_TEXT EXTRACT_.
## Begin

Leonardo Bonacci, better known as Fibonacci, has influenced our lives profoundly. At the beginning of the $13^{th}$ century, he introduced the Hindu-Arabic numeral system to Europe. Instead of the Roman numbers, where I stands for one, V for five, X for ten, and so on, the Hindu-Arabic numeral system uses position to index magnitude. This leads to much shorter expressions for large numbers.^{1}
While the history of the numerical system is fascinating, this blog post will look at what Fibonacci is arguably most well known for: the Fibonacci sequence. In particular, we will use ideas from linear algebra to come up with a closed-form expression of the $n^{th}$ Fibonacci number^{2}. On our journey to get there, we will also gain some insights about recursion in R.^{3}
In Liber Abaci, Fibonacci poses the following question (paraphrasing):
Suppose we have two newly-born rabbits, one female and one male. Suppose these rabbits produce another pair of female and male rabbits after one month. These newly-born rabbits will, in turn, also mate after one month, producing another pair, and so on. Rabbits never die. How many pairs of rabbits exist after one year?
The Figure below illustrates this process. Every point denotes one rabbit pair over time. To indicate that every newborn rabbit pair needs to wait one month before producing new rabbits, rabbits that are not fertile yet are coloured in grey, while rabbits ready to procreate are coloured in red.

## End

Region boundary data
## Begin

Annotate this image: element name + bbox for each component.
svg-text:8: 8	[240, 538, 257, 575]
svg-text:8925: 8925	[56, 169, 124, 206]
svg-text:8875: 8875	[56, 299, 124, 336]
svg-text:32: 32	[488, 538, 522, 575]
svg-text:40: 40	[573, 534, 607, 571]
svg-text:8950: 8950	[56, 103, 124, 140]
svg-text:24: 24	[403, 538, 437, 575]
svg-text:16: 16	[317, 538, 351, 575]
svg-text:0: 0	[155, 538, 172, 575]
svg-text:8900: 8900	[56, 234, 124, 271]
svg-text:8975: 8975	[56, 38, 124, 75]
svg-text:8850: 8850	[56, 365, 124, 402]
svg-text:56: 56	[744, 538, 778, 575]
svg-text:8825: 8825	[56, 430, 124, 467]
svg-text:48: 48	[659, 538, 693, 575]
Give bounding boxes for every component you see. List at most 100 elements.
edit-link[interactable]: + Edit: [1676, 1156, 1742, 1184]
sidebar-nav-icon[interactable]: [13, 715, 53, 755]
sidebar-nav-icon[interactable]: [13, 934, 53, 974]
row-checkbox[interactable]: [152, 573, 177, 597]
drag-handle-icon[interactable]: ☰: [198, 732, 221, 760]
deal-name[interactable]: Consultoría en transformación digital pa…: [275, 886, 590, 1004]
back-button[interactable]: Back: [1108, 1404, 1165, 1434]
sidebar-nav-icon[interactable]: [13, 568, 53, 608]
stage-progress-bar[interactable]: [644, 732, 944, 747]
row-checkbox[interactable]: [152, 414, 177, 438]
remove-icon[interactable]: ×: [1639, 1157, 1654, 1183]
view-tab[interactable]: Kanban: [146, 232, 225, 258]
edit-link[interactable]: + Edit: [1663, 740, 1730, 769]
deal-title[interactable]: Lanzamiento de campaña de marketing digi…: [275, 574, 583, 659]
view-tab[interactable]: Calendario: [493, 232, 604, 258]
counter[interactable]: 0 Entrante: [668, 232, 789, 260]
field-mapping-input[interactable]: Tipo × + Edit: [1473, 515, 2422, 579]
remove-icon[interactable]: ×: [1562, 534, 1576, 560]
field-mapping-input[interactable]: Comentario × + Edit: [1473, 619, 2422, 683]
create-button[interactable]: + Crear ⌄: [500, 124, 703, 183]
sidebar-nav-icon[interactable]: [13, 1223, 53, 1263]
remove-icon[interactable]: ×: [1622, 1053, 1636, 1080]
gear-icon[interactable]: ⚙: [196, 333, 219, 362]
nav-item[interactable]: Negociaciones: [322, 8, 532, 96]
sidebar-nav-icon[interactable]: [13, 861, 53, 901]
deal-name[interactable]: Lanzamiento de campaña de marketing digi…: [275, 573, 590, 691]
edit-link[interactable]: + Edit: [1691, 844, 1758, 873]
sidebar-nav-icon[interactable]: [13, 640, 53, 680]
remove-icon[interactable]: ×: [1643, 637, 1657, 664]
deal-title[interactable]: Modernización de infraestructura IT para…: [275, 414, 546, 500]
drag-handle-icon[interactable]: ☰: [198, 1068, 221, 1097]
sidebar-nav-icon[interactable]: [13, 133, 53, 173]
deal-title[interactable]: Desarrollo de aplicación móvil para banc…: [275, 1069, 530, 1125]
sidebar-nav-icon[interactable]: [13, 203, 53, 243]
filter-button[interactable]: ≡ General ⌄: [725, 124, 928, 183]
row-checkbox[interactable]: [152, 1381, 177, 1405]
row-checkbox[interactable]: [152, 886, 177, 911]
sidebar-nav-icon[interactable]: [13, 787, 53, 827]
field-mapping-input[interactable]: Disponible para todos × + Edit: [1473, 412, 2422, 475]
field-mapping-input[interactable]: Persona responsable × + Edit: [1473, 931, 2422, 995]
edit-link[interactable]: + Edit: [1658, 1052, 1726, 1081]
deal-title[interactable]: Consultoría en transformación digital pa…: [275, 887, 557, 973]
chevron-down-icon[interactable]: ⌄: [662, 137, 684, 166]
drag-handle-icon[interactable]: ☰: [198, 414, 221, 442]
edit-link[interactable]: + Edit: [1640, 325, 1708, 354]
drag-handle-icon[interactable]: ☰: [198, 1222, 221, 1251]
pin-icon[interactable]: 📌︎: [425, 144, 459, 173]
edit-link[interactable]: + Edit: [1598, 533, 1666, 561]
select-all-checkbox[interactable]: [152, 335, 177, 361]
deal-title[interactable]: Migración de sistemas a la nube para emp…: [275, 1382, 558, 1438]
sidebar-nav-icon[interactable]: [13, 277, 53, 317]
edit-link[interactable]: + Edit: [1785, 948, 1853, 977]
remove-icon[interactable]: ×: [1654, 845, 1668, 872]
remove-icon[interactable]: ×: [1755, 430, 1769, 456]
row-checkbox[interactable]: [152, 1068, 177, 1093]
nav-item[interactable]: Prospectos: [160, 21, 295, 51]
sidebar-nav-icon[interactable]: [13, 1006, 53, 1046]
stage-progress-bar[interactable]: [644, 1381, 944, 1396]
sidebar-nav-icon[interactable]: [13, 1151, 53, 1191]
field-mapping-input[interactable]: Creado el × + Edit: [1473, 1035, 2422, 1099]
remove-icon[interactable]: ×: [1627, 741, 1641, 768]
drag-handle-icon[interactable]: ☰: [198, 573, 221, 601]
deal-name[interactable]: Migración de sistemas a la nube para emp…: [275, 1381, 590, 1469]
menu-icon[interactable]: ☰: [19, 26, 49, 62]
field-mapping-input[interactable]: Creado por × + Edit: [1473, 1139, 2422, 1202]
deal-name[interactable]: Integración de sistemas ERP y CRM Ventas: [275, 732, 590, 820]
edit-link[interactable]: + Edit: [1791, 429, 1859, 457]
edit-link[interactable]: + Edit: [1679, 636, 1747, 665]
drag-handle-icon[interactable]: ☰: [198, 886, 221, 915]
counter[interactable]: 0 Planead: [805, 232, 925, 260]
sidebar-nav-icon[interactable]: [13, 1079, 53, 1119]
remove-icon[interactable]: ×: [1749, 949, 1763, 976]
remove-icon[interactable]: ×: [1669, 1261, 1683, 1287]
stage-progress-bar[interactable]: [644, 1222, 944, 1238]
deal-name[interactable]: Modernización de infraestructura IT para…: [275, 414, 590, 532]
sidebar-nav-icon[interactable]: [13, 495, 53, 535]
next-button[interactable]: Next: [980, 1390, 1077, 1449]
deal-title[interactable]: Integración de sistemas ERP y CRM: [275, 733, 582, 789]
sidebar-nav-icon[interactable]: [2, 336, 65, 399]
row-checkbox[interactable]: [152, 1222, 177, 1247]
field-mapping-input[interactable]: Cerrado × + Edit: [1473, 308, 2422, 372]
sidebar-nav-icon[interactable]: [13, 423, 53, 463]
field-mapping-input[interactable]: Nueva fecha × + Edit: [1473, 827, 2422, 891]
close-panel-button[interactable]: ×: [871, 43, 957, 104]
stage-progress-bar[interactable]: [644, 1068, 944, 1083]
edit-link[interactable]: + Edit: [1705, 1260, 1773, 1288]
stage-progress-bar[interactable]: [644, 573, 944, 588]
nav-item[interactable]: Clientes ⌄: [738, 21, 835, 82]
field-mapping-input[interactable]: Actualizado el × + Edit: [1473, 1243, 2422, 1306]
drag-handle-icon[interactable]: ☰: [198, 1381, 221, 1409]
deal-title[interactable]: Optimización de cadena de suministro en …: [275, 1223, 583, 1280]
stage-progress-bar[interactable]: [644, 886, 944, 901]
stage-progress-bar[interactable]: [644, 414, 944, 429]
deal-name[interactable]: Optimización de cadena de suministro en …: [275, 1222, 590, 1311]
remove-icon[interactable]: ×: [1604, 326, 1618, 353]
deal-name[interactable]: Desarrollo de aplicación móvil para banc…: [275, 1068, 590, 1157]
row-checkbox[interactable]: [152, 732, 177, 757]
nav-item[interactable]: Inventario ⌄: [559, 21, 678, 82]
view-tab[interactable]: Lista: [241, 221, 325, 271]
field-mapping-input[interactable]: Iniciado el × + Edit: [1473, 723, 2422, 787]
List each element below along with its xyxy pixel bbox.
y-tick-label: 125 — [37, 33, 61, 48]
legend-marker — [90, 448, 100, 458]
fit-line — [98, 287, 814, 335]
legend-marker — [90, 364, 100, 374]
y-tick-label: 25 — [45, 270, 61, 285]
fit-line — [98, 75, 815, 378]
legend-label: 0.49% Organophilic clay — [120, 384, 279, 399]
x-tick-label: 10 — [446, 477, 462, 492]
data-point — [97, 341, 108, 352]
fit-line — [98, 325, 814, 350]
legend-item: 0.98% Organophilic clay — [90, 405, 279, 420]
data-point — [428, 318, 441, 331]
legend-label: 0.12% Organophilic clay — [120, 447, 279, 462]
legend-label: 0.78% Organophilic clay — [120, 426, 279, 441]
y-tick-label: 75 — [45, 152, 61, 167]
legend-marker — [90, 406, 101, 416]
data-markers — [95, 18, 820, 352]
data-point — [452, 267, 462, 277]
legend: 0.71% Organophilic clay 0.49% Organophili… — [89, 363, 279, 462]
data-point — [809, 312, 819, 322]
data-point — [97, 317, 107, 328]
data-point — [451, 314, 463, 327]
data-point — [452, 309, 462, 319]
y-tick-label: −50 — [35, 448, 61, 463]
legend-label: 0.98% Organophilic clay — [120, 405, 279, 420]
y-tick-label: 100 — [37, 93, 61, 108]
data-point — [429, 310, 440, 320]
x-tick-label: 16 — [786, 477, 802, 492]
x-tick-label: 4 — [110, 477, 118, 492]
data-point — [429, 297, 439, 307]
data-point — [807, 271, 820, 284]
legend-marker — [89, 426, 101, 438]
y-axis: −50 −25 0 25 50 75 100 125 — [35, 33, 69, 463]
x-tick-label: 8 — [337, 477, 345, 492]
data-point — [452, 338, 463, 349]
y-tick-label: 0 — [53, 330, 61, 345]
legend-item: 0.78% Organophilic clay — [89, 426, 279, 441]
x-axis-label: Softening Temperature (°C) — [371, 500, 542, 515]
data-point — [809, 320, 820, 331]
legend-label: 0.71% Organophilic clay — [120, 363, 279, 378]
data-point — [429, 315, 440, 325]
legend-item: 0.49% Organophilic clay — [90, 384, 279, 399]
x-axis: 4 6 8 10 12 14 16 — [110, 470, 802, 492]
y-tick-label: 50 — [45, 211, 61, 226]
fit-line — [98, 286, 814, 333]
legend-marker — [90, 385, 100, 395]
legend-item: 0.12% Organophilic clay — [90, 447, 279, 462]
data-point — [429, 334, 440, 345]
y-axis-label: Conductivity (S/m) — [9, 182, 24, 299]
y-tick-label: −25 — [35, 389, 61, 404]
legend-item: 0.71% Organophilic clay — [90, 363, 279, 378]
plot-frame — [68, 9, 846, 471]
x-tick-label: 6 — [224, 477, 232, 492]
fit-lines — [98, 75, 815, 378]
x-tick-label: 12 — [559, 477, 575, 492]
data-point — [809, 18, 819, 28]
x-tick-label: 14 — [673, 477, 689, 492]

## End

_EXERCISE_. Could you continue the Fibonacci blog post from the point where it stops?

_TASK ANSWER_.
We can derive a linear recurrence relation that describes the Fibonacci sequence. In particular, note that rabbits never die. Thus, at time point $n$, all rabbits from time point $n - 1$ carry over. Additionally, we know that every fertile rabbit pair will produce a new rabbit pair. However, they have to wait one month, so that the amount of fertile rabbits equals the amount of rabbits at time point $n - 2$. Resultingly, the Fibonacci sequence {$F_n$}$_{n=1}^{\infty}$ is:
\[F_n = F_{n-1} + F_{n-2} \enspace ,\]for $n \geq 3$ and $F_1 = F_2 = 1$. Before we derive a closed-form expression that computes the $n^{th}$ Fibonacci number directly, in the next section, we play around with alternative, more straightforward solutions in R.
We can write a wholly inefficient, but beautiful program to compute the $n^{th}$ Fibonacci number:
R takes roughly 5 seconds to compute the $30^{\text{th}}$ Fibonacci number; computing the $40^{\text{th}}$ number exhausts my patience. This recursive solution is not particularly efficient because R executes the function an unnecessary amount of times. For example, the call tree for fib(5) is:
which shows that fib(2) was called three times. This is not necessary, as we can store the outcome of this function call instead of recomputing it every time. This technique is called memoization (see also the R package memoise). Implementing this leads to:
This computes the $1000^{th}$ Fibonacci in a tenth of a second. We can, of course, write this sequentially, and also store all intermediate Fibonacci numbers. This also avoids memory issues brought about by the recursive implementation. Interestingly, although this algorithm seems like it should be $O(n)$, it is actually $O(n^2)$ since we are adding increasingly large numbers (for more on this, see here).
The first 30 Fibonacci numbers are: 1, 1, 2, 3, 5, 8, 13, 21, 34, 55, 89, 144, 233, 377, 610, 987, 1597, 2584, 4181, 6765, 10946, 17711, 28657, 46368, 75025, 121393, 196418, 317811, 514229, 832040.
This is a rapid increase, as made apparent by the left Figure below. The Figure on the right shows that there is structure in how the sequence grows.
We will return to the structure in growth at the end of the blog post. First, we need to derive a closed-form expression of the $n^{th}$ Fibonacci number. In the next section, we take a step towards that by realizing that diagonal matrices make for easier computations.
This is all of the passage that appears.